■ Short problem
Gather all lines in the entries that include the word "plot".

■ Material provided
— Begin —
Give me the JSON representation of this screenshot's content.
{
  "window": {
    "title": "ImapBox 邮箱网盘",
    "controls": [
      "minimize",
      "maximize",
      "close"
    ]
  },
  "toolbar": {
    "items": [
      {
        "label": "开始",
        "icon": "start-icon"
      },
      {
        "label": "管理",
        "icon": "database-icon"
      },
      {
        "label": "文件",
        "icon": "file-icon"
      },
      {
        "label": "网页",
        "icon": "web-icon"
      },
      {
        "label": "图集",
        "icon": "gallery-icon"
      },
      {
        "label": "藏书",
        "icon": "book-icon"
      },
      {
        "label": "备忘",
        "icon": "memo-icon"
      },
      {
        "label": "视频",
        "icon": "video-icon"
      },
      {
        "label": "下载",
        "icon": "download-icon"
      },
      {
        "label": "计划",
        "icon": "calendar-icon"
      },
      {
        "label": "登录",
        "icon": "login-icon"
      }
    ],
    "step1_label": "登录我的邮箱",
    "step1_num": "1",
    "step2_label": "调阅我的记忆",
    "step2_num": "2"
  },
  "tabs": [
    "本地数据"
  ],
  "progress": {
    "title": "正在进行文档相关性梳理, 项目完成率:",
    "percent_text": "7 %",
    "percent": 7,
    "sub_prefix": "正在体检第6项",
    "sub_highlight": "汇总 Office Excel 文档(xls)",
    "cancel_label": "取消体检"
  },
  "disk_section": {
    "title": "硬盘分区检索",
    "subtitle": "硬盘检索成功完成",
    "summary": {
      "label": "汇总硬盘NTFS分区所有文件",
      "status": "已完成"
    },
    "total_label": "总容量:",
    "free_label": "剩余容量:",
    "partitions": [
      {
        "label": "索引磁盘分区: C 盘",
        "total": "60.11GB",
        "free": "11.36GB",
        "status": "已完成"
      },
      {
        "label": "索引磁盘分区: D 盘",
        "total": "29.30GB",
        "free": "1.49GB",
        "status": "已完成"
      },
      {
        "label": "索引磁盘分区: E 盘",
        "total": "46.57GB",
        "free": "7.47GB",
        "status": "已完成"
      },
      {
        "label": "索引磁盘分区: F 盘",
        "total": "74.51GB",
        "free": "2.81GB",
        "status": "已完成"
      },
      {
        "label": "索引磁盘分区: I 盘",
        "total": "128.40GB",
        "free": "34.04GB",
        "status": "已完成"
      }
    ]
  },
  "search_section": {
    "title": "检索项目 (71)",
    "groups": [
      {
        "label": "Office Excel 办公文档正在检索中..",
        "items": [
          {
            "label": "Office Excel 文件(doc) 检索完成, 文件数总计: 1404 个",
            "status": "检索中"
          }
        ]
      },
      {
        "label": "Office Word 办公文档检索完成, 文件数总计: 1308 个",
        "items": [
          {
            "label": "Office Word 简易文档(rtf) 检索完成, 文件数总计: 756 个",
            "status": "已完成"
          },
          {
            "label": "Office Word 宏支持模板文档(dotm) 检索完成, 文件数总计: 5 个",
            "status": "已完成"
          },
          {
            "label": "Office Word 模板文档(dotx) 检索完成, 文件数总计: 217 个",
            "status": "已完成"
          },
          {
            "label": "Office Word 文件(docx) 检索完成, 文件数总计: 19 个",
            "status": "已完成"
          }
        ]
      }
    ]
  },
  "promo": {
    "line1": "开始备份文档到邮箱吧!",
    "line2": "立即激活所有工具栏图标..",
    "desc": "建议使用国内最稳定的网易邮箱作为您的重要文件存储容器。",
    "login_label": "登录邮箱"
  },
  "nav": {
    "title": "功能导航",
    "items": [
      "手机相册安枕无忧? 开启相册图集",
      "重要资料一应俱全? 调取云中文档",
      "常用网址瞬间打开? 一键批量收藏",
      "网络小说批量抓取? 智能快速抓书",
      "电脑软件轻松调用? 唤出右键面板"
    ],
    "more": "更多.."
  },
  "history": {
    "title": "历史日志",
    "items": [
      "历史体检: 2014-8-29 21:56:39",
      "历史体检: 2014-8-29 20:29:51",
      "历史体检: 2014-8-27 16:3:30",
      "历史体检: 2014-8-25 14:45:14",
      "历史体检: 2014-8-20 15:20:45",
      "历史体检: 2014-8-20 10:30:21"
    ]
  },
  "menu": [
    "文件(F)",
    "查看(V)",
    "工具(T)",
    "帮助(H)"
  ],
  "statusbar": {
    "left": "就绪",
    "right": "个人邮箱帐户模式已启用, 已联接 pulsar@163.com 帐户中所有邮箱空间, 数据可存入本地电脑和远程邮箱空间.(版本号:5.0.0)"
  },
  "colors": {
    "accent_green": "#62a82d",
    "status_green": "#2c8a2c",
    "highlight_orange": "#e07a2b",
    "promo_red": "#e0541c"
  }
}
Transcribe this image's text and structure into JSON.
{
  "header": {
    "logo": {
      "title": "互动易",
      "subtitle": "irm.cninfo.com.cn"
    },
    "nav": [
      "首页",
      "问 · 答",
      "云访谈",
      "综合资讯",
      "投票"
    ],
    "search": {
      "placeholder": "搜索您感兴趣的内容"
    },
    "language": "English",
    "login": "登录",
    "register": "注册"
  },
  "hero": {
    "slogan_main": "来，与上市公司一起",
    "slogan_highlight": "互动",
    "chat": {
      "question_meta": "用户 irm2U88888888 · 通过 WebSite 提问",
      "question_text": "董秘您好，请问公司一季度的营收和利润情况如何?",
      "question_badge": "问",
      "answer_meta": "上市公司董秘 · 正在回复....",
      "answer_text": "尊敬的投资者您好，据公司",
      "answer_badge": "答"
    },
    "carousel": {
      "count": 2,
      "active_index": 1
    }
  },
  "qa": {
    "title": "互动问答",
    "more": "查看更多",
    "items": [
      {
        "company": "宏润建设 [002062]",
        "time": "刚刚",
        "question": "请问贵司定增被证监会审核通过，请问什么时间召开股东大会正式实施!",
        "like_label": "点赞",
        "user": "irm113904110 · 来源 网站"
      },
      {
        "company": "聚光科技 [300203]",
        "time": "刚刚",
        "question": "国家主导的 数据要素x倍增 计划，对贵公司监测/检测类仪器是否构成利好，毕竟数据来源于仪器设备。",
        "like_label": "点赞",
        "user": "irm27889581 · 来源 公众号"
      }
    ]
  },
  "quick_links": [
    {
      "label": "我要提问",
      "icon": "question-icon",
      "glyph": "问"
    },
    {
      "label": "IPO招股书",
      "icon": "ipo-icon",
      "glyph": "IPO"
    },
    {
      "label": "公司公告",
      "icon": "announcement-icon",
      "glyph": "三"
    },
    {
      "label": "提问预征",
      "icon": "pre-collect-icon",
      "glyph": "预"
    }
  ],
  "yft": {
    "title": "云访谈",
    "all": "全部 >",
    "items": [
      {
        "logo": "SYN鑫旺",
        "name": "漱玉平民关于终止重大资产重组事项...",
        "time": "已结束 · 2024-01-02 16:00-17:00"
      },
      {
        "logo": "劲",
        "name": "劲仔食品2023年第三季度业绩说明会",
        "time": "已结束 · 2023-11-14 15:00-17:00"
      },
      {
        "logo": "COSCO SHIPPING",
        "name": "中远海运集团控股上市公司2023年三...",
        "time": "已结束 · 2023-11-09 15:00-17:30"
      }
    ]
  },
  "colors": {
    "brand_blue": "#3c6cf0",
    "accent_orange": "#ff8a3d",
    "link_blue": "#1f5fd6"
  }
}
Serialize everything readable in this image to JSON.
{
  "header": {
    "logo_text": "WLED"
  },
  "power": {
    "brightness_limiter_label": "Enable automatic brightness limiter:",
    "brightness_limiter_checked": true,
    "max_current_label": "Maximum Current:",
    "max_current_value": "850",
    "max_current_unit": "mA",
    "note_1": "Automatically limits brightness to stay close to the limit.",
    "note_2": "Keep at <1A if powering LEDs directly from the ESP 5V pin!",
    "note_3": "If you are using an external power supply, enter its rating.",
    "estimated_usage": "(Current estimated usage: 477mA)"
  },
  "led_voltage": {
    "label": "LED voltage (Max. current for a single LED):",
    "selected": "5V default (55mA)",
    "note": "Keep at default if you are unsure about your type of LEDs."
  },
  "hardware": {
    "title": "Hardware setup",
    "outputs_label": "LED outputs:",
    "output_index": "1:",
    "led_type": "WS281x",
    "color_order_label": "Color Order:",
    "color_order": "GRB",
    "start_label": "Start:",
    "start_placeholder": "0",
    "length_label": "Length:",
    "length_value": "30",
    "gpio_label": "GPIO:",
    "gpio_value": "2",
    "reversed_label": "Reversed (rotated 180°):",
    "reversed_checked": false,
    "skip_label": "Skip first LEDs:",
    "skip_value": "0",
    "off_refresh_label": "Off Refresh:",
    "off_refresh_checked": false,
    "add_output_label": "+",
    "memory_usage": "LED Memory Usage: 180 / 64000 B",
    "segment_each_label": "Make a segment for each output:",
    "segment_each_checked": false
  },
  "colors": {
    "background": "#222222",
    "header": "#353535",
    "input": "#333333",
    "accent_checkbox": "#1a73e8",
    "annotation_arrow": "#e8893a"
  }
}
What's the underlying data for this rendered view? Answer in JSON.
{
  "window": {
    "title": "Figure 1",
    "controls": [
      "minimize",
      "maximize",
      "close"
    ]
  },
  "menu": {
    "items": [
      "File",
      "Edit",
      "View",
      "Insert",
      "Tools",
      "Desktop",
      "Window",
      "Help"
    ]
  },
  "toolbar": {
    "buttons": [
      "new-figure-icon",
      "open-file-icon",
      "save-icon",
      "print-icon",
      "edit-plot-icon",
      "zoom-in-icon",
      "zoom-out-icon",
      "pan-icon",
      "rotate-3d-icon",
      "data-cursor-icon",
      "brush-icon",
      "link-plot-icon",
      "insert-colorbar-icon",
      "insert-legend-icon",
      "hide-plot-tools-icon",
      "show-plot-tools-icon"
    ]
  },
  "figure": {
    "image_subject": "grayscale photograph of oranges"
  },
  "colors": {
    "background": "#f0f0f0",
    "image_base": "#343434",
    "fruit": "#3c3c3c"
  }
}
— End —
■ Solved exercise
      "edit-plot-icon",
      "link-plot-icon",
      "hide-plot-tools-icon",
      "show-plot-tools-icon"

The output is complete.